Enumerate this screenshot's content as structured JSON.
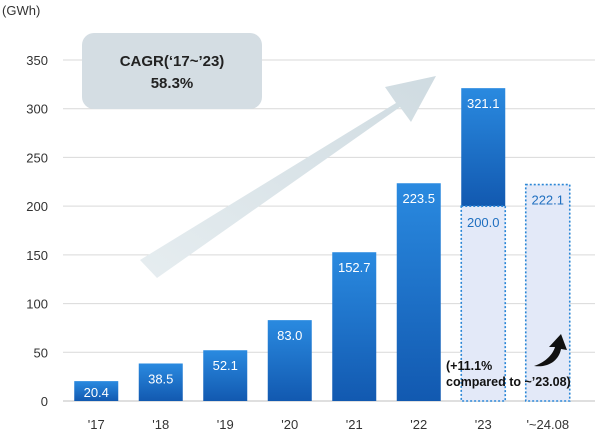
{
  "chart_data": {
    "type": "bar",
    "unit_label": "(GWh)",
    "ylim": [
      0,
      350
    ],
    "yticks": [
      0,
      50,
      100,
      150,
      200,
      250,
      300,
      350
    ],
    "grid": true,
    "categories": [
      "'17",
      "'18",
      "'19",
      "'20",
      "'21",
      "'22",
      "'23",
      "'~24.08"
    ],
    "values": [
      20.4,
      38.5,
      52.1,
      83.0,
      152.7,
      223.5,
      321.1,
      222.1
    ],
    "value_labels": [
      "20.4",
      "38.5",
      "52.1",
      "83.0",
      "152.7",
      "223.5",
      "321.1",
      "222.1"
    ],
    "partial_value": {
      "category": "'23",
      "value": 200.0,
      "label": "200.0"
    },
    "cagr": {
      "title": "CAGR(‘17~’23)",
      "value": "58.3%"
    },
    "annotation": {
      "line1": "(+11.1%",
      "line2": "compared to ~’23.08)"
    },
    "colors": {
      "bar_top": "#2a8ae0",
      "bar_bottom": "#1259b0",
      "dashed_fill": "#e3e9f8",
      "dashed_stroke": "#2a86d6",
      "grid": "#d9d9d9",
      "cagr_box": "#d4dde3",
      "arrow": "#dde6ea"
    }
  }
}
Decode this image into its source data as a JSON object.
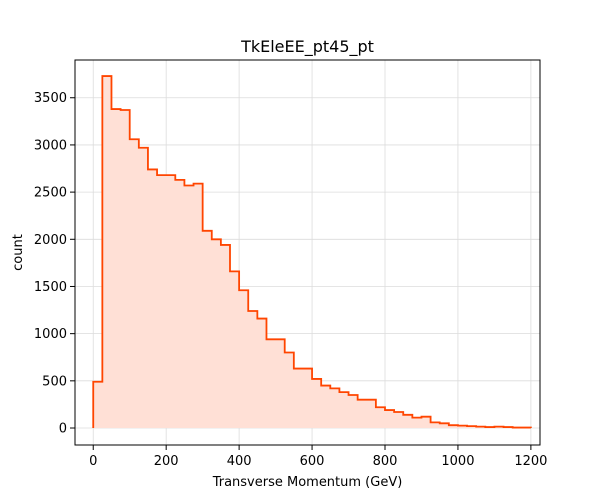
{
  "chart_data": {
    "type": "area",
    "histogram": true,
    "title": "TkEleEE_pt45_pt",
    "xlabel": "Transverse Momentum (GeV)",
    "ylabel": "count",
    "xlim": [
      -50,
      1225
    ],
    "ylim": [
      -180,
      3900
    ],
    "grid": true,
    "line_color": "#ff4500",
    "fill_color": "#ffe0d6",
    "xticks": [
      0,
      200,
      400,
      600,
      800,
      1000,
      1200
    ],
    "yticks": [
      0,
      500,
      1000,
      1500,
      2000,
      2500,
      3000,
      3500
    ],
    "xtick_labels": [
      "0",
      "200",
      "400",
      "600",
      "800",
      "1000",
      "1200"
    ],
    "ytick_labels": [
      "0",
      "500",
      "1000",
      "1500",
      "2000",
      "2500",
      "3000",
      "3500"
    ],
    "bin_edges": [
      0,
      25,
      50,
      75,
      100,
      125,
      150,
      175,
      200,
      225,
      250,
      275,
      300,
      325,
      350,
      375,
      400,
      425,
      450,
      475,
      500,
      525,
      550,
      575,
      600,
      625,
      650,
      675,
      700,
      725,
      750,
      775,
      800,
      825,
      850,
      875,
      900,
      925,
      950,
      975,
      1000,
      1025,
      1050,
      1075,
      1100,
      1125,
      1150,
      1175,
      1200
    ],
    "counts": [
      490,
      3730,
      3380,
      3370,
      3060,
      2970,
      2740,
      2680,
      2680,
      2630,
      2570,
      2590,
      2090,
      2000,
      1940,
      1660,
      1460,
      1240,
      1160,
      940,
      940,
      800,
      630,
      630,
      520,
      450,
      420,
      380,
      350,
      300,
      300,
      220,
      190,
      170,
      140,
      110,
      120,
      60,
      50,
      30,
      25,
      20,
      15,
      10,
      15,
      10,
      5,
      5
    ]
  }
}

....

## Exercise objective
Can the entries above be repeated exactly, without their pictures?

## Full response
Enumerate this screenshot's content as structured JSON.
{
  "chart_data": {
    "type": "bar",
    "unit_label": "(GWh)",
    "ylim": [
      0,
      350
    ],
    "yticks": [
      0,
      50,
      100,
      150,
      200,
      250,
      300,
      350
    ],
    "grid": true,
    "categories": [
      "'17",
      "'18",
      "'19",
      "'20",
      "'21",
      "'22",
      "'23",
      "'~24.08"
    ],
    "values": [
      20.4,
      38.5,
      52.1,
      83.0,
      152.7,
      223.5,
      321.1,
      222.1
    ],
    "value_labels": [
      "20.4",
      "38.5",
      "52.1",
      "83.0",
      "152.7",
      "223.5",
      "321.1",
      "222.1"
    ],
    "partial_value": {
      "category": "'23",
      "value": 200.0,
      "label": "200.0"
    },
    "cagr": {
      "title": "CAGR(‘17~’23)",
      "value": "58.3%"
    },
    "annotation": {
      "line1": "(+11.1%",
      "line2": "compared to ~’23.08)"
    },
    "colors": {
      "bar_top": "#2a8ae0",
      "bar_bottom": "#1259b0",
      "dashed_fill": "#e3e9f8",
      "dashed_stroke": "#2a86d6",
      "grid": "#d9d9d9",
      "cagr_box": "#d4dde3",
      "arrow": "#dde6ea"
    }
  }
}
Decode this image into its source data as a JSON object.
{
  "chart_data": {
    "type": "area",
    "histogram": true,
    "title": "TkEleEE_pt45_pt",
    "xlabel": "Transverse Momentum (GeV)",
    "ylabel": "count",
    "xlim": [
      -50,
      1225
    ],
    "ylim": [
      -180,
      3900
    ],
    "grid": true,
    "line_color": "#ff4500",
    "fill_color": "#ffe0d6",
    "xticks": [
      0,
      200,
      400,
      600,
      800,
      1000,
      1200
    ],
    "yticks": [
      0,
      500,
      1000,
      1500,
      2000,
      2500,
      3000,
      3500
    ],
    "xtick_labels": [
      "0",
      "200",
      "400",
      "600",
      "800",
      "1000",
      "1200"
    ],
    "ytick_labels": [
      "0",
      "500",
      "1000",
      "1500",
      "2000",
      "2500",
      "3000",
      "3500"
    ],
    "bin_edges": [
      0,
      25,
      50,
      75,
      100,
      125,
      150,
      175,
      200,
      225,
      250,
      275,
      300,
      325,
      350,
      375,
      400,
      425,
      450,
      475,
      500,
      525,
      550,
      575,
      600,
      625,
      650,
      675,
      700,
      725,
      750,
      775,
      800,
      825,
      850,
      875,
      900,
      925,
      950,
      975,
      1000,
      1025,
      1050,
      1075,
      1100,
      1125,
      1150,
      1175,
      1200
    ],
    "counts": [
      490,
      3730,
      3380,
      3370,
      3060,
      2970,
      2740,
      2680,
      2680,
      2630,
      2570,
      2590,
      2090,
      2000,
      1940,
      1660,
      1460,
      1240,
      1160,
      940,
      940,
      800,
      630,
      630,
      520,
      450,
      420,
      380,
      350,
      300,
      300,
      220,
      190,
      170,
      140,
      110,
      120,
      60,
      50,
      30,
      25,
      20,
      15,
      10,
      15,
      10,
      5,
      5
    ]
  }
}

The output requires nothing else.